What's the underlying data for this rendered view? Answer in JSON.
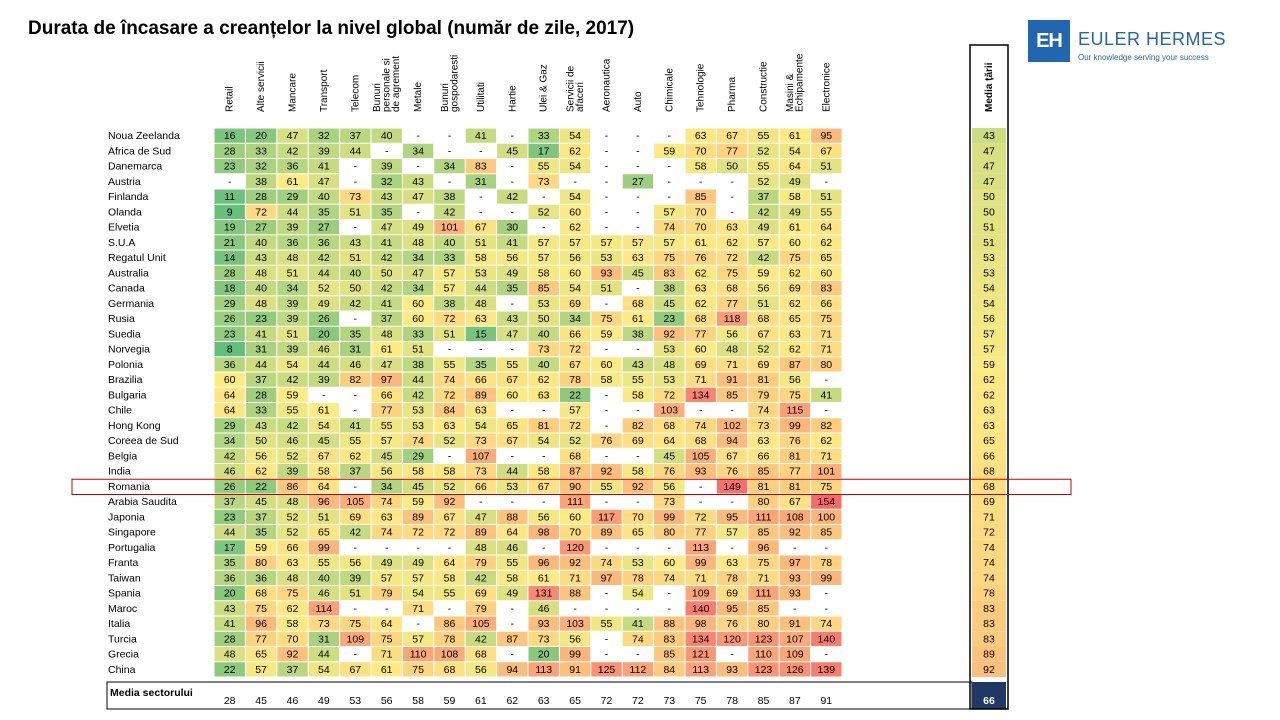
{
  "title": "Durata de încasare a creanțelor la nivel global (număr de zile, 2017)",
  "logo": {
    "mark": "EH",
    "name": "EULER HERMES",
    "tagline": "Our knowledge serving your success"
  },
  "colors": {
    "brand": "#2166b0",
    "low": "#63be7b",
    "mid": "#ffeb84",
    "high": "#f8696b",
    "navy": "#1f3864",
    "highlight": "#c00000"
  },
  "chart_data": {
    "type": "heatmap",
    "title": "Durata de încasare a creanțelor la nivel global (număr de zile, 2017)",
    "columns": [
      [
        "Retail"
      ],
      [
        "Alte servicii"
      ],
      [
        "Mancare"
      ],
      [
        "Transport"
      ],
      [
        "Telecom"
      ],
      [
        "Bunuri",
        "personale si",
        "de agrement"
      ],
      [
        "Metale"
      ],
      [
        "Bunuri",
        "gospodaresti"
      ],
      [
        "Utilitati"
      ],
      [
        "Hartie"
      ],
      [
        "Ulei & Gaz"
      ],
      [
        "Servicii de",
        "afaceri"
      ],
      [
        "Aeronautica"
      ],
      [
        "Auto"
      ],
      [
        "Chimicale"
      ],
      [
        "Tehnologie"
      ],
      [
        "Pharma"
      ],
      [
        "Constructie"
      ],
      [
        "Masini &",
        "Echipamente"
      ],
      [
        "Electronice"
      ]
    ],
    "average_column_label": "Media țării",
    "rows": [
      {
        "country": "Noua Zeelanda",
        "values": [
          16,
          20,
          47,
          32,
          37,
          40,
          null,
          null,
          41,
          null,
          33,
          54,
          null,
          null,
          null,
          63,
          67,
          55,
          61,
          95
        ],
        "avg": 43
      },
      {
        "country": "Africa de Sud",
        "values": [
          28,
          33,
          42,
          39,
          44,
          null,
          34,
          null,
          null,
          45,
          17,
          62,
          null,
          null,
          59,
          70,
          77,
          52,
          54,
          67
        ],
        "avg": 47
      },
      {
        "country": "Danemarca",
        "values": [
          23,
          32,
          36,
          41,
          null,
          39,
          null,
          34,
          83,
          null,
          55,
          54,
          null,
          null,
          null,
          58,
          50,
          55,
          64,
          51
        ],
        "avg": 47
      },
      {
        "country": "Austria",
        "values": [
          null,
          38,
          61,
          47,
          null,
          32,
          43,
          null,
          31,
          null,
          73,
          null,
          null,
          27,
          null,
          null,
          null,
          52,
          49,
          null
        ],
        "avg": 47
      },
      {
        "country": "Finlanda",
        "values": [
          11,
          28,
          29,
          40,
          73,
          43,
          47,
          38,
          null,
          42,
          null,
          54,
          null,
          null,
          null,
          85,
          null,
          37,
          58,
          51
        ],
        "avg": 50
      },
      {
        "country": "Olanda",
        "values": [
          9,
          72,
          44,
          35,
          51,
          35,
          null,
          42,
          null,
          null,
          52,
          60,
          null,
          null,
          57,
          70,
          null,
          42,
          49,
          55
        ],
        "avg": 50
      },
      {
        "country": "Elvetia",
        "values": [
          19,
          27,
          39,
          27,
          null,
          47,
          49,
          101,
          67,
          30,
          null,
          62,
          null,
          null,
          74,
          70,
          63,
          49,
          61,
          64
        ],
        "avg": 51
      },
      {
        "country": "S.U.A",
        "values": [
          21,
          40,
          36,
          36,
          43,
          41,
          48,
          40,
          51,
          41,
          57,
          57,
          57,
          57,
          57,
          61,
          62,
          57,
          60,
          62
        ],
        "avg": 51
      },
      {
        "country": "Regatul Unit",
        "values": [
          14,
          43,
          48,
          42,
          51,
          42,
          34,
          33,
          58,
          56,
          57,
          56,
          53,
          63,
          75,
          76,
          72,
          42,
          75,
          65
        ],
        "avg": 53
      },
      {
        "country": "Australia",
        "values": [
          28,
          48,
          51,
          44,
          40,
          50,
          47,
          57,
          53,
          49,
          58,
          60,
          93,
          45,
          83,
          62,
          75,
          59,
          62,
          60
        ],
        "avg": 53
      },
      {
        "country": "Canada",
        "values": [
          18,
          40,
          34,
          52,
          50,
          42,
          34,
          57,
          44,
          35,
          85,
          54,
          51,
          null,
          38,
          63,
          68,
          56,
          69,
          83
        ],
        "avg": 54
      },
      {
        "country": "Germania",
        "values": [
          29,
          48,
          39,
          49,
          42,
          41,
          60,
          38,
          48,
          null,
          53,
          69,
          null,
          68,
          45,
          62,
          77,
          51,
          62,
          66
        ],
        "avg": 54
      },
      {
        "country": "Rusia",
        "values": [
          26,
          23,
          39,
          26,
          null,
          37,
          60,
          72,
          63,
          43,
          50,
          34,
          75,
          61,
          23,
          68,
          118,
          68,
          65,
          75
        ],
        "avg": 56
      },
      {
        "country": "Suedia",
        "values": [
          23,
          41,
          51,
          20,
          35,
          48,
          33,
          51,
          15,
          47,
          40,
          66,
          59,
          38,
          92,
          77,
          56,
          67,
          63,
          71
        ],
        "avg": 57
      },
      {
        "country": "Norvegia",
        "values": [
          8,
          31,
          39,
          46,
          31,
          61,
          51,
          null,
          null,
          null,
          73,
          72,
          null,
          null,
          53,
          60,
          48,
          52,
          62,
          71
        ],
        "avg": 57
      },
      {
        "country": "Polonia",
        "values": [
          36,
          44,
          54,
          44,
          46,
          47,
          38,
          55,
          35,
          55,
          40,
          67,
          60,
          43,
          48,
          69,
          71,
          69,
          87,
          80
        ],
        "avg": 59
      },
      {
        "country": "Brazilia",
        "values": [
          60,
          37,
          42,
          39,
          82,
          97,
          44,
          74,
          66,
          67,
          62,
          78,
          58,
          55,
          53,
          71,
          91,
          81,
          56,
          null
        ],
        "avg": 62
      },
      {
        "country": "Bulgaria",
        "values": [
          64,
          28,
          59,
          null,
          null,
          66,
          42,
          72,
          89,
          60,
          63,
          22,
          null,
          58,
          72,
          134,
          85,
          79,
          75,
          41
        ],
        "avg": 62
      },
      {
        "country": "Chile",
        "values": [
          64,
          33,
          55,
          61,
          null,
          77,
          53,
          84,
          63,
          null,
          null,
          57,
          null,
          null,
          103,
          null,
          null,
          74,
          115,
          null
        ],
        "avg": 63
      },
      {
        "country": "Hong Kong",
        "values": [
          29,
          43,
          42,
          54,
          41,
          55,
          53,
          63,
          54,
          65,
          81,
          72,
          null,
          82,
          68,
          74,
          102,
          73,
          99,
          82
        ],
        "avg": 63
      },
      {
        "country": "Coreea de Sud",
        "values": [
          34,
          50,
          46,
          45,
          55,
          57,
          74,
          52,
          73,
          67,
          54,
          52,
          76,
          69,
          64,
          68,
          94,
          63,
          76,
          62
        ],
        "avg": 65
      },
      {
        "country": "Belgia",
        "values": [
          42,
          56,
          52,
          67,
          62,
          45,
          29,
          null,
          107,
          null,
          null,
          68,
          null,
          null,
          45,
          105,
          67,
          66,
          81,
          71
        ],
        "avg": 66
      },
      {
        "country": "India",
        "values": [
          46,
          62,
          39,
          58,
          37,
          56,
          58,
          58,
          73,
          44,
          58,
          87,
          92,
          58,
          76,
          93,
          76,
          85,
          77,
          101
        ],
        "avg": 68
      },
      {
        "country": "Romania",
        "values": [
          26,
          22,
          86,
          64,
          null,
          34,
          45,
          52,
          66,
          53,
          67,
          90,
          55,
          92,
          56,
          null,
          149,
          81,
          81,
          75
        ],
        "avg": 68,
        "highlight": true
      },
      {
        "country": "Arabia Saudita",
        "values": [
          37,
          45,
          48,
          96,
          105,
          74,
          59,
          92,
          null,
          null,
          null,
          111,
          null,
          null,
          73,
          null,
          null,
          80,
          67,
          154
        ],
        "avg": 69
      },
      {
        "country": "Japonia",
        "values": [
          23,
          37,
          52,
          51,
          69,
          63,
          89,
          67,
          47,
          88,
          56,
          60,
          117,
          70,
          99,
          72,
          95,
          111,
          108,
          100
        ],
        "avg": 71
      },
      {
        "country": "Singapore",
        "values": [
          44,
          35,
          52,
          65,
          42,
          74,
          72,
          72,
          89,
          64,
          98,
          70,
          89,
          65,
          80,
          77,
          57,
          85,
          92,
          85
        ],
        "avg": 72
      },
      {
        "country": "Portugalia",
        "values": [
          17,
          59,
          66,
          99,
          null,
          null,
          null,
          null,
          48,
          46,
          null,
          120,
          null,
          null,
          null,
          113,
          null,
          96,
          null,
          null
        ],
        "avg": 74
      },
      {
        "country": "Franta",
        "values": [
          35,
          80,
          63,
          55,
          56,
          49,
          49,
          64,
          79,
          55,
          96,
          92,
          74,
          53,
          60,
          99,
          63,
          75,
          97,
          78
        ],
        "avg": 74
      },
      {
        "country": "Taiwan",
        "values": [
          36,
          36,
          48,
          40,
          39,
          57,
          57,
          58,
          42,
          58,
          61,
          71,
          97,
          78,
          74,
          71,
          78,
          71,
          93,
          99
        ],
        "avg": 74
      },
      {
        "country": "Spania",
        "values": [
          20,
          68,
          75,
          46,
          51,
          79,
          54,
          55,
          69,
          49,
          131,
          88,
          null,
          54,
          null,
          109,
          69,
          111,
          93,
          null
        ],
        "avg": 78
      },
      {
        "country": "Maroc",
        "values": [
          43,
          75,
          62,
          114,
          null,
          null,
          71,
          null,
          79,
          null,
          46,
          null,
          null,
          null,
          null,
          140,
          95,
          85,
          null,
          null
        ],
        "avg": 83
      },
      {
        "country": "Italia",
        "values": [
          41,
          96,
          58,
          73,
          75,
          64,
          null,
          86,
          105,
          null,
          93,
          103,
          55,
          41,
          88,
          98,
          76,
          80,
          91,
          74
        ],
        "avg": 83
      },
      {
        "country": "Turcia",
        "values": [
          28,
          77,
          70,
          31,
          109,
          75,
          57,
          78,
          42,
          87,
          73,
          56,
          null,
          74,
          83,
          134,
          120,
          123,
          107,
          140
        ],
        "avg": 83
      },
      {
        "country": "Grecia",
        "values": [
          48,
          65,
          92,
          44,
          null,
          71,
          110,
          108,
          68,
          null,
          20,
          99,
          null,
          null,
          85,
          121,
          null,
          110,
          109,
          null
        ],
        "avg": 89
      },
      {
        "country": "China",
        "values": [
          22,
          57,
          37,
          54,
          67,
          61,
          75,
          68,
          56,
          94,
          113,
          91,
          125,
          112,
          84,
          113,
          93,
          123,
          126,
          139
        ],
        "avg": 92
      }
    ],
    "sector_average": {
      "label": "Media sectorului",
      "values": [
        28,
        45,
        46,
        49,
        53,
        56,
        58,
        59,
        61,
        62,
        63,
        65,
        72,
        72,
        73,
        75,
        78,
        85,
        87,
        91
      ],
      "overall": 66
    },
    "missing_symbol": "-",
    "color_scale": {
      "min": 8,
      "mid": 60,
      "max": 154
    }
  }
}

----

Work through the records above line by line and count those that hold the string "Durata". Give only the result.

● EXERCISE ANSWER: 2